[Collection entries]
↓
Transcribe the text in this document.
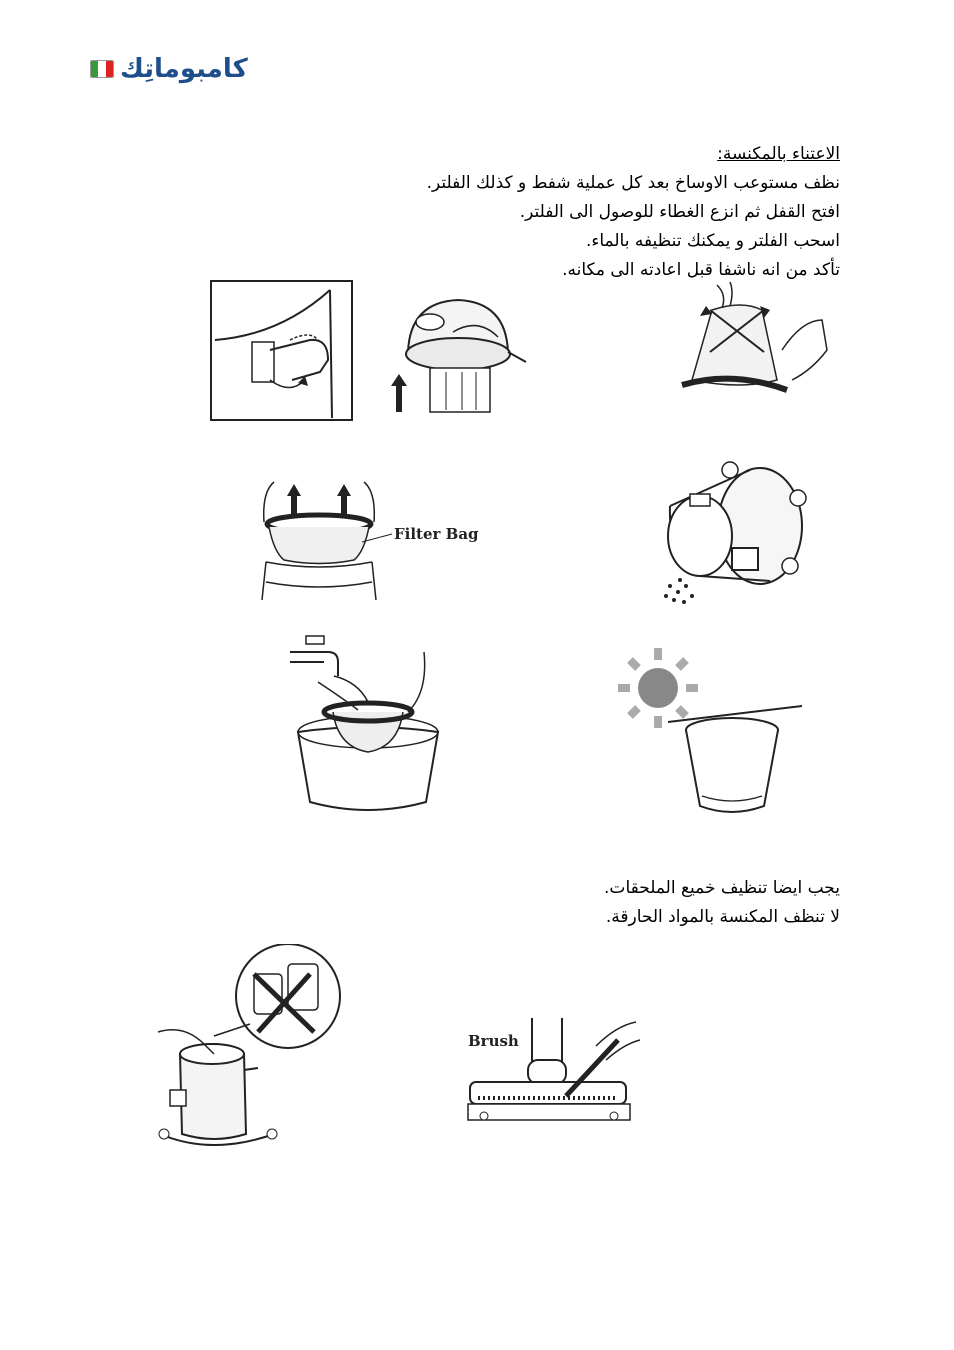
كامبوماتِك
الاعتناء بالمكنسة:
نظف مستوعب الاوساخ بعد كل عملية شفط و كذلك الفلتر.
افتح القفل ثم انزع الغطاء للوصول الى الفلتر.
اسحب الفلتر و يمكنك تنظيفه بالماء.
تأكد من انه ناشفا قبل اعادته الى مكانه.
Filter Bag
يجب ايضا تنظيف خميع الملحقات.
لا تنظف المكنسة بالمواد الحارقة.
Brush
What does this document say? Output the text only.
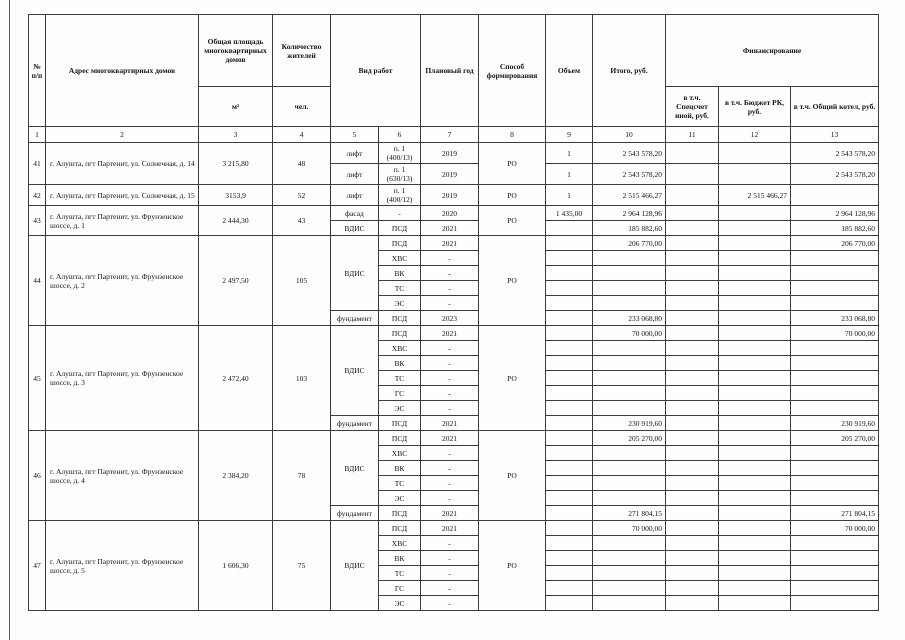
№ п/п	Адрес многоквартирных домов	Общая площадь многоквартирных домов	Количество жителей	Вид работ		Плановый год	Способ формирования	Объем	Итого, руб.	Финансирование		
		м²	чел.							в т.ч. Спецсчет иной, руб.	в т.ч. Бюджет РК, руб.	в т.ч. Общий котел, руб.
1	2	3	4	5	6	7	8	9	10	11	12	13
41	г. Алушта, пгт Партенит, ул. Солнечная, д. 14	3 215,80	48	лифт	п. 1 (400/13)	2019	РО	1	2 543 578,20			2 543 578,20
				лифт	п. 1 (630/13)	2019		1	2 543 578,20			2 543 578,20
42	г. Алушта, пгт Партенит, ул. Солнечная, д. 15	3153,9	52	лифт	п. 1 (400/12)	2019	РО	1	2 515 466,27		2 515 466,27	
43	г. Алушта, пгт Партенит, ул. Фрунзенское шоссе, д. 1	2 444,30	43	фасад	-	2020	РО	1 435,00	2 964 128,96			2 964 128,96
				ВДИС	ПСД	2021			185 882,60			185 882,60
44	г. Алушта, пгт Партенит, ул. Фрунзенское шоссе, д. 2	2 497,50	105	ВДИС	ПСД	2021	РО		206 770,00			206 770,00
					ХВС	-						
					ВК	-						
					ТС	-						
					ЭС	-						
				фундамент	ПСД	2023			233 068,80			233 068,80
45	г. Алушта, пгт Партенит, ул. Фрунзенское шоссе, д. 3	2 472,40	103	ВДИС	ПСД	2021	РО		70 000,00			70 000,00
					ХВС	-						
					ВК	-						
					ТС	-						
					ГС	-						
					ЭС	-						
				фундамент	ПСД	2021			230 919,60			230 919,60
46	г. Алушта, пгт Партенит, ул. Фрунзенское шоссе, д. 4	2 384,20	78	ВДИС	ПСД	2021	РО		205 270,00			205 270,00
					ХВС	-						
					ВК	-						
					ТС	-						
					ЭС	-						
				фундамент	ПСД	2021			271 804,15			271 804,15
47	г. Алушта, пгт Партенит, ул. Фрунзенское шоссе, д. 5	1 606,30	75	ВДИС	ПСД	2021	РО		70 000,00			70 000,00
					ХВС	-						
					ВК	-						
					ТС	-						
					ГС	-						
					ЭС	-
↑
- _GOAL_
Gather up the lines containing the word "this" from these records and copy them.

- _RESPONSE TO THE EXERCISE_
Transcribe the text in this document.
What does this document say? Output the text only.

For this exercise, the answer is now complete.